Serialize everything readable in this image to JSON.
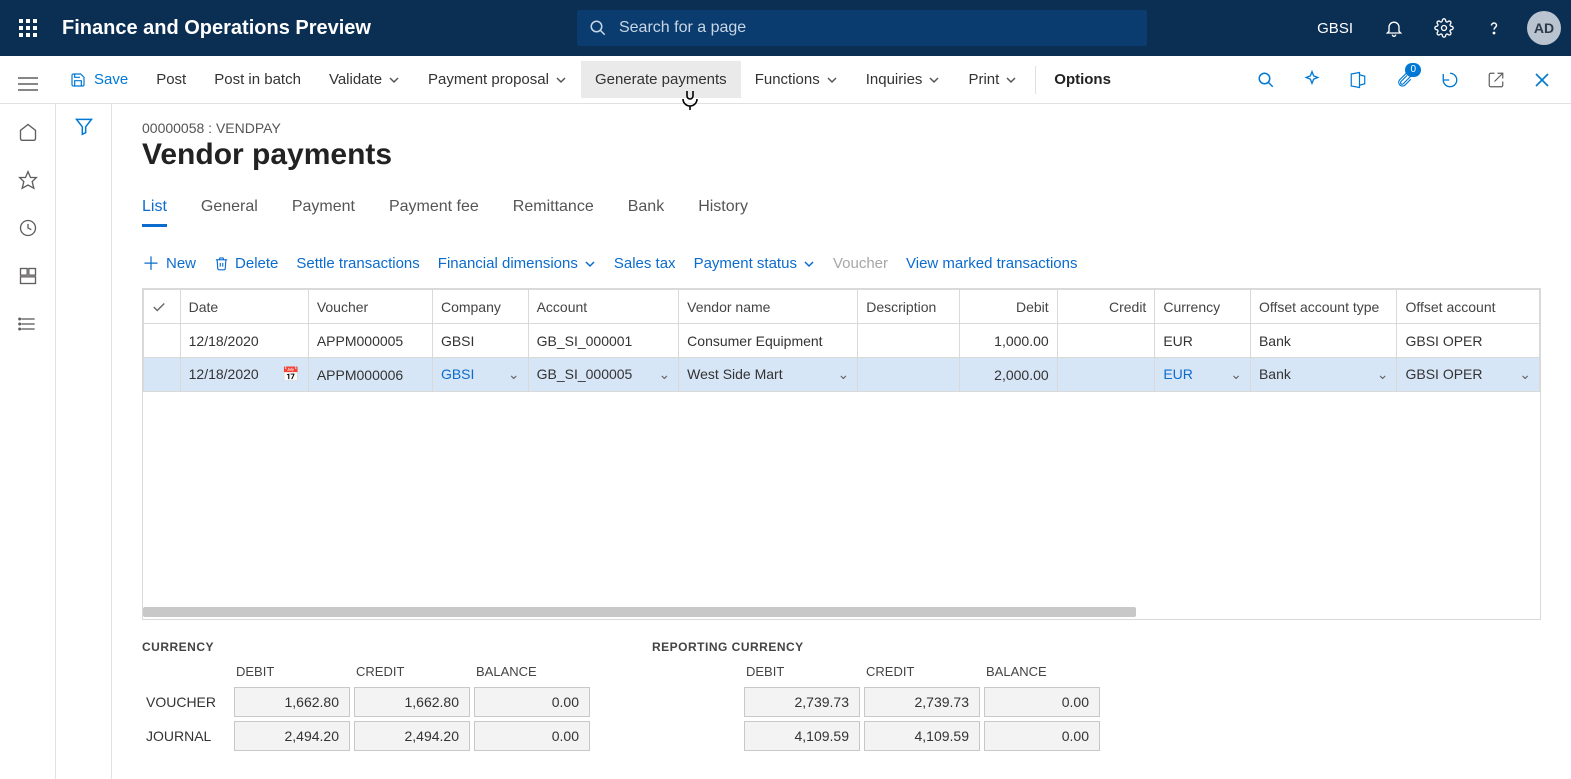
{
  "topbar": {
    "app_title": "Finance and Operations Preview",
    "search_placeholder": "Search for a page",
    "company": "GBSI",
    "avatar_initials": "AD"
  },
  "actionbar": {
    "save": "Save",
    "post": "Post",
    "post_in_batch": "Post in batch",
    "validate": "Validate",
    "payment_proposal": "Payment proposal",
    "generate_payments": "Generate payments",
    "functions": "Functions",
    "inquiries": "Inquiries",
    "print": "Print",
    "options": "Options",
    "attach_badge": "0"
  },
  "page": {
    "breadcrumb": "00000058 : VENDPAY",
    "title": "Vendor payments"
  },
  "tabs": [
    "List",
    "General",
    "Payment",
    "Payment fee",
    "Remittance",
    "Bank",
    "History"
  ],
  "subbar": {
    "new": "New",
    "delete": "Delete",
    "settle": "Settle transactions",
    "fin_dim": "Financial dimensions",
    "sales_tax": "Sales tax",
    "payment_status": "Payment status",
    "voucher": "Voucher",
    "view_marked": "View marked transactions"
  },
  "grid": {
    "headers": {
      "date": "Date",
      "voucher": "Voucher",
      "company": "Company",
      "account": "Account",
      "vendor_name": "Vendor name",
      "description": "Description",
      "debit": "Debit",
      "credit": "Credit",
      "currency": "Currency",
      "offset_type": "Offset account type",
      "offset_account": "Offset account"
    },
    "rows": [
      {
        "date": "12/18/2020",
        "voucher": "APPM000005",
        "company": "GBSI",
        "account": "GB_SI_000001",
        "vendor_name": "Consumer Equipment",
        "description": "",
        "debit": "1,000.00",
        "credit": "",
        "currency": "EUR",
        "offset_type": "Bank",
        "offset_account": "GBSI OPER"
      },
      {
        "date": "12/18/2020",
        "voucher": "APPM000006",
        "company": "GBSI",
        "account": "GB_SI_000005",
        "vendor_name": "West Side Mart",
        "description": "",
        "debit": "2,000.00",
        "credit": "",
        "currency": "EUR",
        "offset_type": "Bank",
        "offset_account": "GBSI OPER"
      }
    ]
  },
  "totals": {
    "currency": {
      "title": "CURRENCY",
      "debit_label": "DEBIT",
      "credit_label": "CREDIT",
      "balance_label": "BALANCE",
      "rows": {
        "voucher": {
          "label": "VOUCHER",
          "debit": "1,662.80",
          "credit": "1,662.80",
          "balance": "0.00"
        },
        "journal": {
          "label": "JOURNAL",
          "debit": "2,494.20",
          "credit": "2,494.20",
          "balance": "0.00"
        }
      }
    },
    "reporting": {
      "title": "REPORTING CURRENCY",
      "debit_label": "DEBIT",
      "credit_label": "CREDIT",
      "balance_label": "BALANCE",
      "rows": {
        "voucher": {
          "debit": "2,739.73",
          "credit": "2,739.73",
          "balance": "0.00"
        },
        "journal": {
          "debit": "4,109.59",
          "credit": "4,109.59",
          "balance": "0.00"
        }
      }
    }
  }
}
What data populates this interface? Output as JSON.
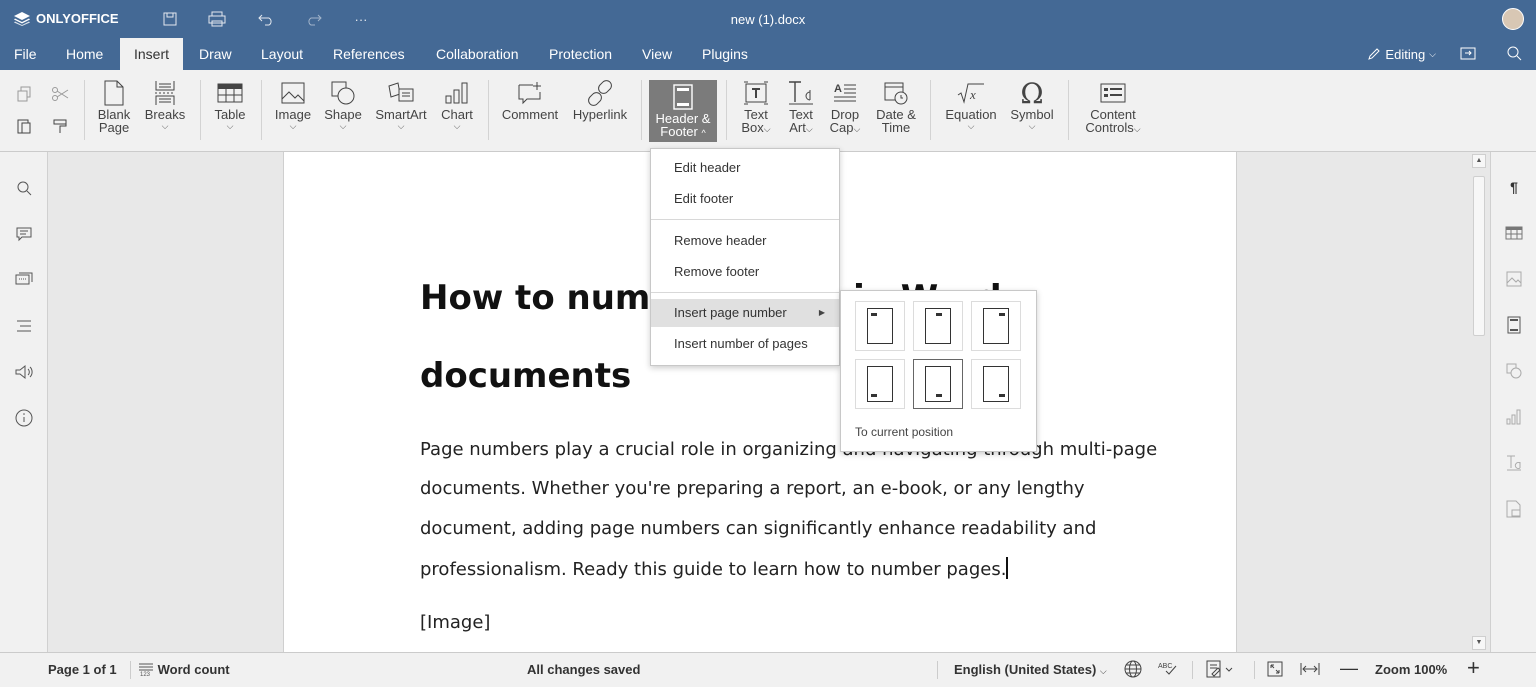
{
  "app": {
    "brand": "ONLYOFFICE",
    "doc_title": "new (1).docx",
    "more_label": "···"
  },
  "menu": {
    "tabs": [
      "File",
      "Home",
      "Insert",
      "Draw",
      "Layout",
      "References",
      "Collaboration",
      "Protection",
      "View",
      "Plugins"
    ],
    "active_tab": "Insert",
    "editing_label": "Editing"
  },
  "toolbar": {
    "blank_page": [
      "Blank",
      "Page"
    ],
    "breaks": "Breaks",
    "table": "Table",
    "image": "Image",
    "shape": "Shape",
    "smartart": "SmartArt",
    "chart": "Chart",
    "comment": "Comment",
    "hyperlink": "Hyperlink",
    "header_footer": [
      "Header &",
      "Footer"
    ],
    "text_box": [
      "Text",
      "Box"
    ],
    "text_art": [
      "Text",
      "Art"
    ],
    "drop_cap": [
      "Drop",
      "Cap"
    ],
    "date_time": [
      "Date &",
      "Time"
    ],
    "equation": "Equation",
    "symbol": "Symbol",
    "content_controls": [
      "Content",
      "Controls"
    ]
  },
  "document": {
    "heading_line1": "How to number pages in Word",
    "heading_line2": "documents",
    "paragraph_lines": [
      "Page numbers play a crucial role in organizing and navigating through multi-page",
      "documents. Whether you're preparing a report, an e-book, or any lengthy",
      "document, adding page numbers can significantly enhance readability and",
      "professionalism. Ready this guide to learn how to number pages."
    ],
    "image_placeholder": "[Image]"
  },
  "header_footer_menu": {
    "items": [
      "Edit header",
      "Edit footer",
      "Remove header",
      "Remove footer",
      "Insert page number",
      "Insert number of pages"
    ],
    "highlighted": "Insert page number"
  },
  "page_number_menu": {
    "current_position_label": "To current position",
    "positions": [
      "top-left",
      "top-center",
      "top-right",
      "bottom-left",
      "bottom-center",
      "bottom-right"
    ],
    "selected": "bottom-center"
  },
  "status": {
    "page_info": "Page 1 of 1",
    "word_count": "Word count",
    "save_status": "All changes saved",
    "language": "English (United States)",
    "zoom": "Zoom 100%"
  },
  "colors": {
    "header_bg": "#446995",
    "toolbar_bg": "#f1f1f1",
    "active_button": "#7b7b7b"
  }
}
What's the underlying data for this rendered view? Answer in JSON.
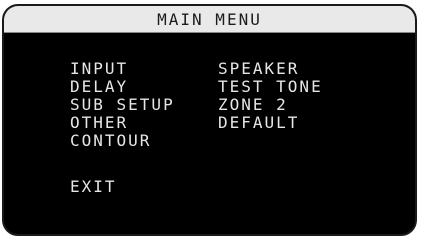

- _Task brief_: Copy every line of the records above that holds the word "numbers".

- _Result_:
      "Page numbers play a crucial role in organizing and navigating through multi-page",
      "document, adding page numbers can significantly enhance readability and",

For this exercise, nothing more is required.